Task prompt
Repeat the material in full. Keep every line exactly as it is.

(Lines of data)
□ □ □

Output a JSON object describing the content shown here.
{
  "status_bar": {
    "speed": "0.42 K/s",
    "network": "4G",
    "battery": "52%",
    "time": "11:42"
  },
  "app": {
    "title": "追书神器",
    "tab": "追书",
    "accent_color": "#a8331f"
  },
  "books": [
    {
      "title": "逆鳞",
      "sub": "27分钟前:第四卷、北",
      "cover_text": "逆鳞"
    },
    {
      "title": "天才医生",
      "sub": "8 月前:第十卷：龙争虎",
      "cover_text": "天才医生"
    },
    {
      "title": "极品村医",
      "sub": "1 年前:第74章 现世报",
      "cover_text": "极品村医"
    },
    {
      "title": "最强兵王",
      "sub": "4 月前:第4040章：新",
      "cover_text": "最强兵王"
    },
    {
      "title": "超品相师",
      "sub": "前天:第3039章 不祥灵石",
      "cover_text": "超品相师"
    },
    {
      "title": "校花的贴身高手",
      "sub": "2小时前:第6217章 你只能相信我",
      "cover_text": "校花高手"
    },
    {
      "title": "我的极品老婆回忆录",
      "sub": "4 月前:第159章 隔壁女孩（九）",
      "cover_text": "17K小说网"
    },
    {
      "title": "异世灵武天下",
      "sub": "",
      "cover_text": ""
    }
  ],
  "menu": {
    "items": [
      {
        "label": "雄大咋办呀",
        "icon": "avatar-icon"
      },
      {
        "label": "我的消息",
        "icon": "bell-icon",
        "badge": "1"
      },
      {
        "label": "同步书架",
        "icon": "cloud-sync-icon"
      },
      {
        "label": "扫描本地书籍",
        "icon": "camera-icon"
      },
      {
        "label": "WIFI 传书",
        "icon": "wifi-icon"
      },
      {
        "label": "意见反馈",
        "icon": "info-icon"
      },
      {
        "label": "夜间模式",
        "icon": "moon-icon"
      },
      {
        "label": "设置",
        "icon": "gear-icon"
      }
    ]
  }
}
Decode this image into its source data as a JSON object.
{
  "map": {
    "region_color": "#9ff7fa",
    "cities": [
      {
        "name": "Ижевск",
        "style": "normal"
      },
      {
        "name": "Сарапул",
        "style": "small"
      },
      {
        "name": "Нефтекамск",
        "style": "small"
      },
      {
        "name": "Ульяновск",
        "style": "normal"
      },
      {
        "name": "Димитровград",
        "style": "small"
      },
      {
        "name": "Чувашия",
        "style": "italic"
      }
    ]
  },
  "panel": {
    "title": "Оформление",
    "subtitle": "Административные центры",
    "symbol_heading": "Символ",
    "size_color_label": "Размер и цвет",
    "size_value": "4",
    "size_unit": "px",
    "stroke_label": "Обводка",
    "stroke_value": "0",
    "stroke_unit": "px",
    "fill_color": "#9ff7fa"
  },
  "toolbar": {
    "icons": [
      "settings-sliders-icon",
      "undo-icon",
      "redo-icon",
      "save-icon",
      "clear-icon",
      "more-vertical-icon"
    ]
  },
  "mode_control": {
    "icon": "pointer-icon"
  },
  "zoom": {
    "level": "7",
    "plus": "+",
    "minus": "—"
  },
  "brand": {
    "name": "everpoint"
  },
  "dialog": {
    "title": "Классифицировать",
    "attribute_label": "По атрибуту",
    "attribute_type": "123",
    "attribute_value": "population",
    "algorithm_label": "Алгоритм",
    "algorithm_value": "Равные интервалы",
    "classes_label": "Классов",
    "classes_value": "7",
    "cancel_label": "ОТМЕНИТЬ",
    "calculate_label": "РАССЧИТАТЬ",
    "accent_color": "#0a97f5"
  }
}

□ □ □

Task answer
Output a JSON object describing the content shown here.
{
  "status_bar": {
    "speed": "0.42 K/s",
    "network": "4G",
    "battery": "52%",
    "time": "11:42"
  },
  "app": {
    "title": "追书神器",
    "tab": "追书",
    "accent_color": "#a8331f"
  },
  "books": [
    {
      "title": "逆鳞",
      "sub": "27分钟前:第四卷、北",
      "cover_text": "逆鳞"
    },
    {
      "title": "天才医生",
      "sub": "8 月前:第十卷：龙争虎",
      "cover_text": "天才医生"
    },
    {
      "title": "极品村医",
      "sub": "1 年前:第74章 现世报",
      "cover_text": "极品村医"
    },
    {
      "title": "最强兵王",
      "sub": "4 月前:第4040章：新",
      "cover_text": "最强兵王"
    },
    {
      "title": "超品相师",
      "sub": "前天:第3039章 不祥灵石",
      "cover_text": "超品相师"
    },
    {
      "title": "校花的贴身高手",
      "sub": "2小时前:第6217章 你只能相信我",
      "cover_text": "校花高手"
    },
    {
      "title": "我的极品老婆回忆录",
      "sub": "4 月前:第159章 隔壁女孩（九）",
      "cover_text": "17K小说网"
    },
    {
      "title": "异世灵武天下",
      "sub": "",
      "cover_text": ""
    }
  ],
  "menu": {
    "items": [
      {
        "label": "雄大咋办呀",
        "icon": "avatar-icon"
      },
      {
        "label": "我的消息",
        "icon": "bell-icon",
        "badge": "1"
      },
      {
        "label": "同步书架",
        "icon": "cloud-sync-icon"
      },
      {
        "label": "扫描本地书籍",
        "icon": "camera-icon"
      },
      {
        "label": "WIFI 传书",
        "icon": "wifi-icon"
      },
      {
        "label": "意见反馈",
        "icon": "info-icon"
      },
      {
        "label": "夜间模式",
        "icon": "moon-icon"
      },
      {
        "label": "设置",
        "icon": "gear-icon"
      }
    ]
  }
}
Decode this image into its source data as a JSON object.
{
  "map": {
    "region_color": "#9ff7fa",
    "cities": [
      {
        "name": "Ижевск",
        "style": "normal"
      },
      {
        "name": "Сарапул",
        "style": "small"
      },
      {
        "name": "Нефтекамск",
        "style": "small"
      },
      {
        "name": "Ульяновск",
        "style": "normal"
      },
      {
        "name": "Димитровград",
        "style": "small"
      },
      {
        "name": "Чувашия",
        "style": "italic"
      }
    ]
  },
  "panel": {
    "title": "Оформление",
    "subtitle": "Административные центры",
    "symbol_heading": "Символ",
    "size_color_label": "Размер и цвет",
    "size_value": "4",
    "size_unit": "px",
    "stroke_label": "Обводка",
    "stroke_value": "0",
    "stroke_unit": "px",
    "fill_color": "#9ff7fa"
  },
  "toolbar": {
    "icons": [
      "settings-sliders-icon",
      "undo-icon",
      "redo-icon",
      "save-icon",
      "clear-icon",
      "more-vertical-icon"
    ]
  },
  "mode_control": {
    "icon": "pointer-icon"
  },
  "zoom": {
    "level": "7",
    "plus": "+",
    "minus": "—"
  },
  "brand": {
    "name": "everpoint"
  },
  "dialog": {
    "title": "Классифицировать",
    "attribute_label": "По атрибуту",
    "attribute_type": "123",
    "attribute_value": "population",
    "algorithm_label": "Алгоритм",
    "algorithm_value": "Равные интервалы",
    "classes_label": "Классов",
    "classes_value": "7",
    "cancel_label": "ОТМЕНИТЬ",
    "calculate_label": "РАССЧИТАТЬ",
    "accent_color": "#0a97f5"
  }
}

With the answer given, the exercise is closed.